§ **Task instructions**: Leave out the pictures and repeat the rest of the material exactly.

-- start Recorded information --

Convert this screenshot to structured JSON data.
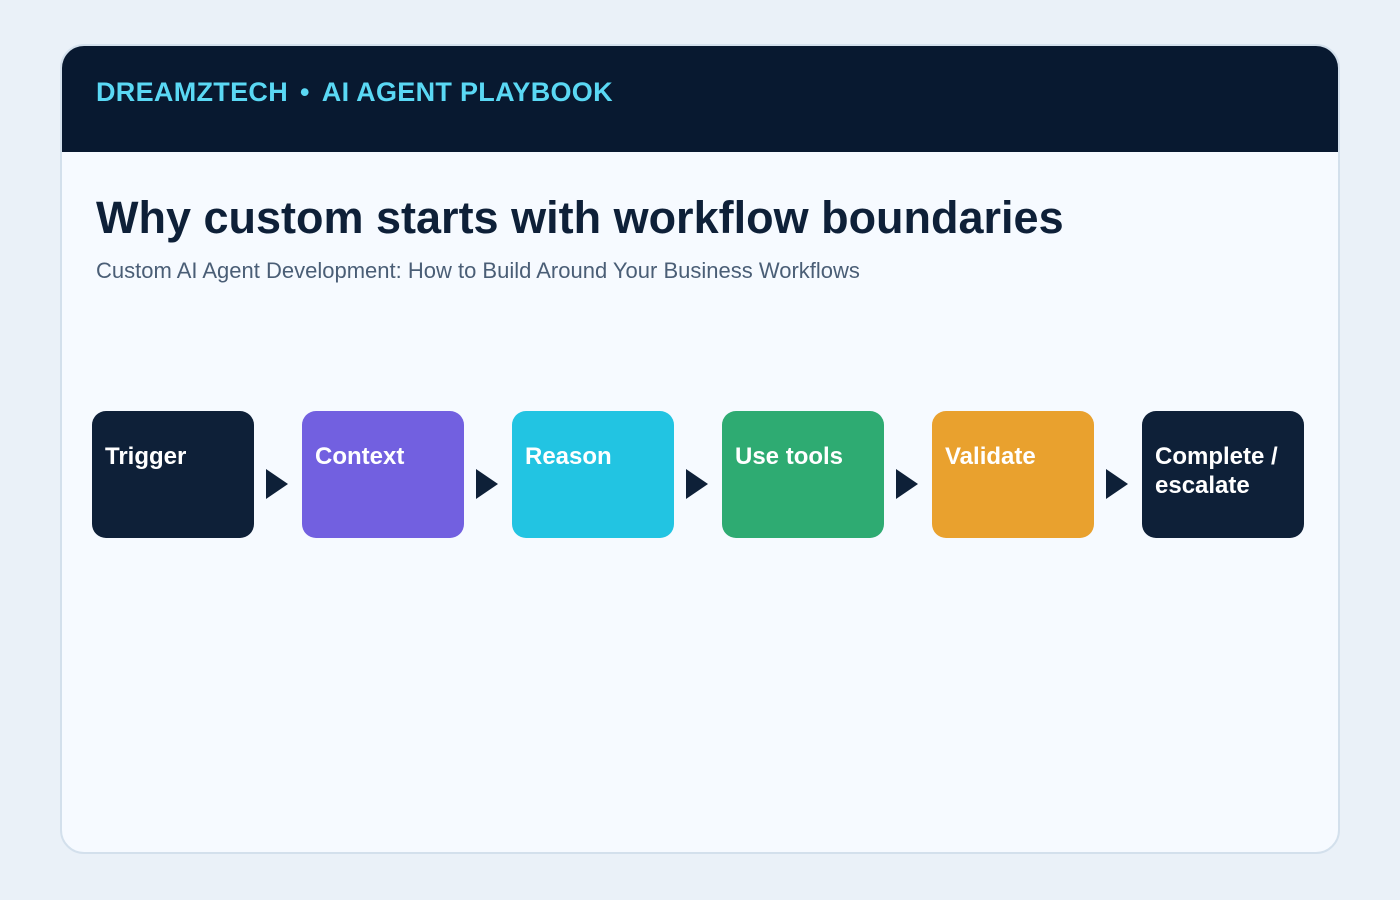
{
  "header": {
    "brand": "DREAMZTECH",
    "separator": "•",
    "section": "AI AGENT PLAYBOOK"
  },
  "content": {
    "title": "Why custom starts with workflow boundaries",
    "subtitle": "Custom AI Agent Development: How to Build Around Your Business Workflows"
  },
  "colors": {
    "banner": "#081930",
    "brand_text": "#5ad8f4",
    "arrow": "#0e2038"
  },
  "flow": {
    "steps": [
      {
        "label": "Trigger",
        "color": "#0e2038"
      },
      {
        "label": "Context",
        "color": "#7260e0"
      },
      {
        "label": "Reason",
        "color": "#22c4e2"
      },
      {
        "label": "Use tools",
        "color": "#2eab72"
      },
      {
        "label": "Validate",
        "color": "#e9a12e"
      },
      {
        "label": "Complete / escalate",
        "color": "#0e2038"
      }
    ]
  }
}
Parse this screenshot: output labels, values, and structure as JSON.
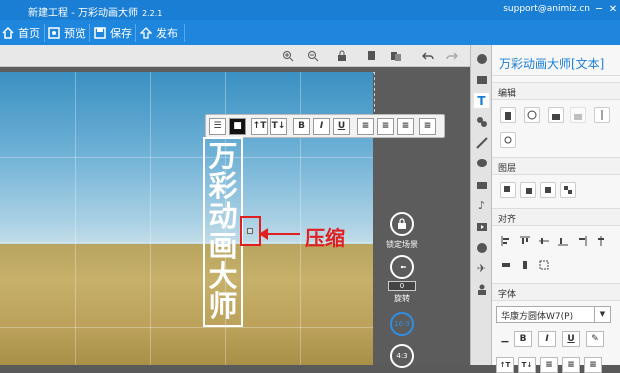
{
  "app": {
    "title": "新建工程 - 万彩动画大师",
    "version": "2.2.1",
    "email": "support@animiz.cn"
  },
  "menu": {
    "home": "首页",
    "preview": "预览",
    "save": "保存",
    "publish": "发布"
  },
  "canvas": {
    "text_content": [
      "万",
      "彩",
      "动",
      "画",
      "大",
      "师"
    ],
    "annotation": "压缩",
    "lock_label": "锁定场景",
    "rotate_label": "旋转",
    "rotate_value": "0",
    "ratio_169": "16:9",
    "ratio_43": "4:3"
  },
  "floatbar": {
    "bold": "B",
    "italic": "I",
    "underline": "U",
    "size_up": "↑T",
    "size_down": "T↓"
  },
  "panel": {
    "title": "万彩动画大师[文本]",
    "edit": "编辑",
    "layer": "图层",
    "align": "对齐",
    "font": "字体",
    "font_name": "华康方圆体W7(P)",
    "bold": "B",
    "italic": "I",
    "underline": "U"
  },
  "colors": {
    "accent": "#1f86dd",
    "annotation": "#e02020"
  }
}
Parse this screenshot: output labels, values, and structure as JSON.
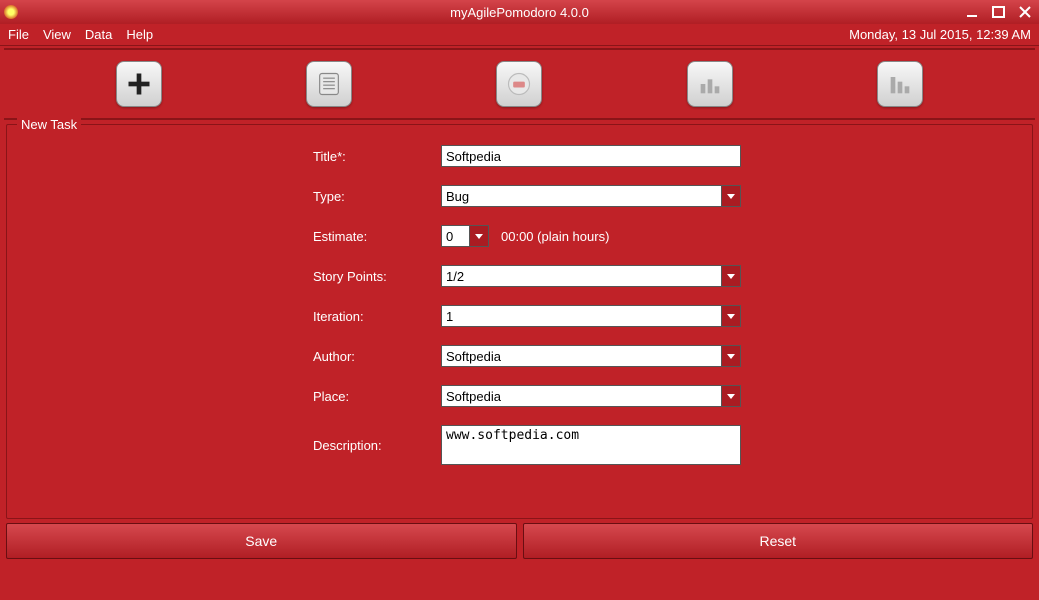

-- end Recorded information --

§ **Result of the task**:
Convert this screenshot to structured JSON data.
{
  "header": {
    "brand": "DREAMZTECH",
    "separator": "•",
    "section": "AI AGENT PLAYBOOK"
  },
  "content": {
    "title": "Why custom starts with workflow boundaries",
    "subtitle": "Custom AI Agent Development: How to Build Around Your Business Workflows"
  },
  "colors": {
    "banner": "#081930",
    "brand_text": "#5ad8f4",
    "arrow": "#0e2038"
  },
  "flow": {
    "steps": [
      {
        "label": "Trigger",
        "color": "#0e2038"
      },
      {
        "label": "Context",
        "color": "#7260e0"
      },
      {
        "label": "Reason",
        "color": "#22c4e2"
      },
      {
        "label": "Use tools",
        "color": "#2eab72"
      },
      {
        "label": "Validate",
        "color": "#e9a12e"
      },
      {
        "label": "Complete / escalate",
        "color": "#0e2038"
      }
    ]
  }
}
Parse this screenshot: output labels, values, and structure as JSON.
{
  "app": {
    "title": "新建工程 - 万彩动画大师",
    "version": "2.2.1",
    "email": "support@animiz.cn"
  },
  "menu": {
    "home": "首页",
    "preview": "预览",
    "save": "保存",
    "publish": "发布"
  },
  "canvas": {
    "text_content": [
      "万",
      "彩",
      "动",
      "画",
      "大",
      "师"
    ],
    "annotation": "压缩",
    "lock_label": "锁定场景",
    "rotate_label": "旋转",
    "rotate_value": "0",
    "ratio_169": "16:9",
    "ratio_43": "4:3"
  },
  "floatbar": {
    "bold": "B",
    "italic": "I",
    "underline": "U",
    "size_up": "↑T",
    "size_down": "T↓"
  },
  "panel": {
    "title": "万彩动画大师[文本]",
    "edit": "编辑",
    "layer": "图层",
    "align": "对齐",
    "font": "字体",
    "font_name": "华康方圆体W7(P)",
    "bold": "B",
    "italic": "I",
    "underline": "U"
  },
  "colors": {
    "accent": "#1f86dd",
    "annotation": "#e02020"
  }
}
Parse this screenshot: output labels, values, and structure as JSON.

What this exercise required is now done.